/---
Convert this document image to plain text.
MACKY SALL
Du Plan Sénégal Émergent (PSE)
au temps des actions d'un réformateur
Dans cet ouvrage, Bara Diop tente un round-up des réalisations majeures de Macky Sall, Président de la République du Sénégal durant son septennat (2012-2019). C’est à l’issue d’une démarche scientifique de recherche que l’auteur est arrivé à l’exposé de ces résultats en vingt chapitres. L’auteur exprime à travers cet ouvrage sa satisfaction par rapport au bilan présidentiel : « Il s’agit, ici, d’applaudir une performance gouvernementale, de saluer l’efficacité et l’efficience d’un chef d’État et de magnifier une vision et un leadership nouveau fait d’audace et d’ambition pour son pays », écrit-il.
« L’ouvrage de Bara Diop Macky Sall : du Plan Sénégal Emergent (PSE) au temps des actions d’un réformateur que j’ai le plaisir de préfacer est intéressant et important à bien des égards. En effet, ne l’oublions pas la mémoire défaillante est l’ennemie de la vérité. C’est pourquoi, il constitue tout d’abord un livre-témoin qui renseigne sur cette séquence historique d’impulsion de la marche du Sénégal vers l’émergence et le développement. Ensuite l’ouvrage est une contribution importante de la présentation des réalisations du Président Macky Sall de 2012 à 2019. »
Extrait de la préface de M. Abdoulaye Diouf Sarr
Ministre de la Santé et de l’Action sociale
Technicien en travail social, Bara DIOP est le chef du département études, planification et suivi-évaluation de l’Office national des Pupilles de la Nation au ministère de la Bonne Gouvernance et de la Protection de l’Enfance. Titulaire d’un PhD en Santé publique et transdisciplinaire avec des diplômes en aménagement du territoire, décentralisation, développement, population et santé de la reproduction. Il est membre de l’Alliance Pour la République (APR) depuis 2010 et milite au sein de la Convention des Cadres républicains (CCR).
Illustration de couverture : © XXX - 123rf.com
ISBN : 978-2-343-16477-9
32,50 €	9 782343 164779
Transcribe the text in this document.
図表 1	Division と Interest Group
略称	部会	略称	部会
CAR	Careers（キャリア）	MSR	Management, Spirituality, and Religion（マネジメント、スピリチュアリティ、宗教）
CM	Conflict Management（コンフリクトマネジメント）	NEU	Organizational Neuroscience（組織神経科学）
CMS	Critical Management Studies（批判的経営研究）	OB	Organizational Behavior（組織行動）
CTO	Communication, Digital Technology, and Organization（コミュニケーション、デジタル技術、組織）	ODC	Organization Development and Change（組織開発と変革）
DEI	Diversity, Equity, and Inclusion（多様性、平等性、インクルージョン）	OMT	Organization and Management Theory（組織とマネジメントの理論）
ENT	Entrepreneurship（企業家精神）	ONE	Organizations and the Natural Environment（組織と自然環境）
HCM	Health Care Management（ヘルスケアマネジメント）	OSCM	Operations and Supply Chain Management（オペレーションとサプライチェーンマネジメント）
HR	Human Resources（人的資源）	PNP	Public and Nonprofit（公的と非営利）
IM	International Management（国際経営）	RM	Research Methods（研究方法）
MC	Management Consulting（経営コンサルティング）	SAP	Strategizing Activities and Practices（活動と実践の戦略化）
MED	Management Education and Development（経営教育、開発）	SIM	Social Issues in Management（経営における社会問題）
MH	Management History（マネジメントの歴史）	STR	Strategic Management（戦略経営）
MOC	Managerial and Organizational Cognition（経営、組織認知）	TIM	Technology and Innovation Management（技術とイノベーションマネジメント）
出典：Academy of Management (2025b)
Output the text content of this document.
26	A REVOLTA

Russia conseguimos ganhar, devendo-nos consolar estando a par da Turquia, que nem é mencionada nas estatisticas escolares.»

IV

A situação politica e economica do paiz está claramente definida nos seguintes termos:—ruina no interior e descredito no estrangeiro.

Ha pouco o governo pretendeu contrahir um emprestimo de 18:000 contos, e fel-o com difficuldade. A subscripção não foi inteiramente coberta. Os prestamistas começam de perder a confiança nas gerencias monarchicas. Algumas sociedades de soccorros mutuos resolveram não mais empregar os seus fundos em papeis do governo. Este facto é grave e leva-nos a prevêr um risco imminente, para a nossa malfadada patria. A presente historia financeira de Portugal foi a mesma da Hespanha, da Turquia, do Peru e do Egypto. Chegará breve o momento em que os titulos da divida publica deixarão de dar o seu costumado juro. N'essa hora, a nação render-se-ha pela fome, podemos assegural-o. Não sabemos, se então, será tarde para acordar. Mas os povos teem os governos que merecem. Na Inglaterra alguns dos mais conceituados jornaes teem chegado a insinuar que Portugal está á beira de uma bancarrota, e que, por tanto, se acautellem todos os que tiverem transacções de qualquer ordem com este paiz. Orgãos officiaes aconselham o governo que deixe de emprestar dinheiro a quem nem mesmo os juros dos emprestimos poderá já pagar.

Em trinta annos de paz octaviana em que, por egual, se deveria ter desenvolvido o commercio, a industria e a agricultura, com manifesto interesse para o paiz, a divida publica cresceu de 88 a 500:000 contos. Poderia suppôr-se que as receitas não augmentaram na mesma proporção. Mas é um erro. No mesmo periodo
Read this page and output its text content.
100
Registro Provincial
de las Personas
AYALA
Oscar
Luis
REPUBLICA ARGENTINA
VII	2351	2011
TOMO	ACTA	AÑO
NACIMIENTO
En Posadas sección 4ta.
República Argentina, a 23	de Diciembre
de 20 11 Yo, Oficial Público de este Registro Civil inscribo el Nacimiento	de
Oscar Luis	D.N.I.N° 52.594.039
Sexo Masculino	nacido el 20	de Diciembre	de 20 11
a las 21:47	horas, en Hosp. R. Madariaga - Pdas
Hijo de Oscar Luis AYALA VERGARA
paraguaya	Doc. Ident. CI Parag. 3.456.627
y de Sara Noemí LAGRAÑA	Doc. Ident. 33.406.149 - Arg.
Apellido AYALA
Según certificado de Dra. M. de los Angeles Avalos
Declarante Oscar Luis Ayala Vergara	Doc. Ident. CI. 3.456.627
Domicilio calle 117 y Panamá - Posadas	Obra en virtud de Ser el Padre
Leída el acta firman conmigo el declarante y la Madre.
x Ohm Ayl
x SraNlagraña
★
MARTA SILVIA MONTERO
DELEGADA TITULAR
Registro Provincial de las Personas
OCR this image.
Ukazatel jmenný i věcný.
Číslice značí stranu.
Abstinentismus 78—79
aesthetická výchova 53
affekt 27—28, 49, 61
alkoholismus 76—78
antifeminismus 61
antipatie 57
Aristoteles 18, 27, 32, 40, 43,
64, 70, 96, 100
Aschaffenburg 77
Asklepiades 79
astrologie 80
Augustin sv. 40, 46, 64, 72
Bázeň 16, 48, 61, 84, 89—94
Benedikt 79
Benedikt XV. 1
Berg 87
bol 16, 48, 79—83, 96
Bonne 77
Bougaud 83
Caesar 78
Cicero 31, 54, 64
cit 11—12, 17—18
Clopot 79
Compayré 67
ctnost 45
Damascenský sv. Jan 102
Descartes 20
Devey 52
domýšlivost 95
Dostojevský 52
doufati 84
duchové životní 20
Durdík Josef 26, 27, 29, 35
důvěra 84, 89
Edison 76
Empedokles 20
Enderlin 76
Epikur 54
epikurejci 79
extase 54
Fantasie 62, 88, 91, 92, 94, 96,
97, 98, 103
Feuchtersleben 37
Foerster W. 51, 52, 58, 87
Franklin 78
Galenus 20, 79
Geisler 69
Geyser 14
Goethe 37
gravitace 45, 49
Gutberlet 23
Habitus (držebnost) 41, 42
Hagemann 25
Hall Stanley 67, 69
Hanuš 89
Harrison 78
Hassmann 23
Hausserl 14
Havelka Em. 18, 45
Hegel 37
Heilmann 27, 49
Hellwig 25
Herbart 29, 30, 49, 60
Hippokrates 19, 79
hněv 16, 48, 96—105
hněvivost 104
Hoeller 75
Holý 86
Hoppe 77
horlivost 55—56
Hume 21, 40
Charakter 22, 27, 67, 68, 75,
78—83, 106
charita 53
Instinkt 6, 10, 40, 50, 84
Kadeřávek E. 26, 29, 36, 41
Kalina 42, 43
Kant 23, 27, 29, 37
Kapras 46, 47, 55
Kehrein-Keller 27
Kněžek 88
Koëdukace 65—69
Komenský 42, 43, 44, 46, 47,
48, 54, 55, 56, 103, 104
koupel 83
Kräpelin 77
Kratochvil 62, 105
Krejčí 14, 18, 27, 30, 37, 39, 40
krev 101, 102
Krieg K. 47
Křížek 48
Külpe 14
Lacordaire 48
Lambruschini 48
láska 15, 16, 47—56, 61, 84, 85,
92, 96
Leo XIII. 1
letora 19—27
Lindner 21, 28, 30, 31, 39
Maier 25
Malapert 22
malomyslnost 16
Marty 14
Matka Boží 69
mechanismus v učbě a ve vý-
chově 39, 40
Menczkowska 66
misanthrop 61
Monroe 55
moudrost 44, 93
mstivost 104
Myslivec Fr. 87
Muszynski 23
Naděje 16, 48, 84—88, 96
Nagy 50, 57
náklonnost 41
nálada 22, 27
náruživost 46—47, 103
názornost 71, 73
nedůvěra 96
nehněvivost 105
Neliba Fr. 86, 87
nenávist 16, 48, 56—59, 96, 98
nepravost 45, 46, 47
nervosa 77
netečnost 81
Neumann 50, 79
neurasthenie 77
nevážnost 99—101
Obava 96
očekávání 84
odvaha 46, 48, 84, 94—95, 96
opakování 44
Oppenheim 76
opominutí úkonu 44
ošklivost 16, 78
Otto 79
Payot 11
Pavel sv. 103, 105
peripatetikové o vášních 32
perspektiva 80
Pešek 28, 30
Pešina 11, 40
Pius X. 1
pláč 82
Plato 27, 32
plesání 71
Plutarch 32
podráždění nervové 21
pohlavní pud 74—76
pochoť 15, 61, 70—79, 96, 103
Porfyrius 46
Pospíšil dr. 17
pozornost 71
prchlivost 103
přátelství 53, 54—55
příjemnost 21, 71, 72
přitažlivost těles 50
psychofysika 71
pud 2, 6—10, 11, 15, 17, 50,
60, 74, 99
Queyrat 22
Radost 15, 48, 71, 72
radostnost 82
\---
Your answer should be a single number: the count of lines in these records that hold the string "Luis".

■ **SOLUTION FOR THIS EXERCISE**: 4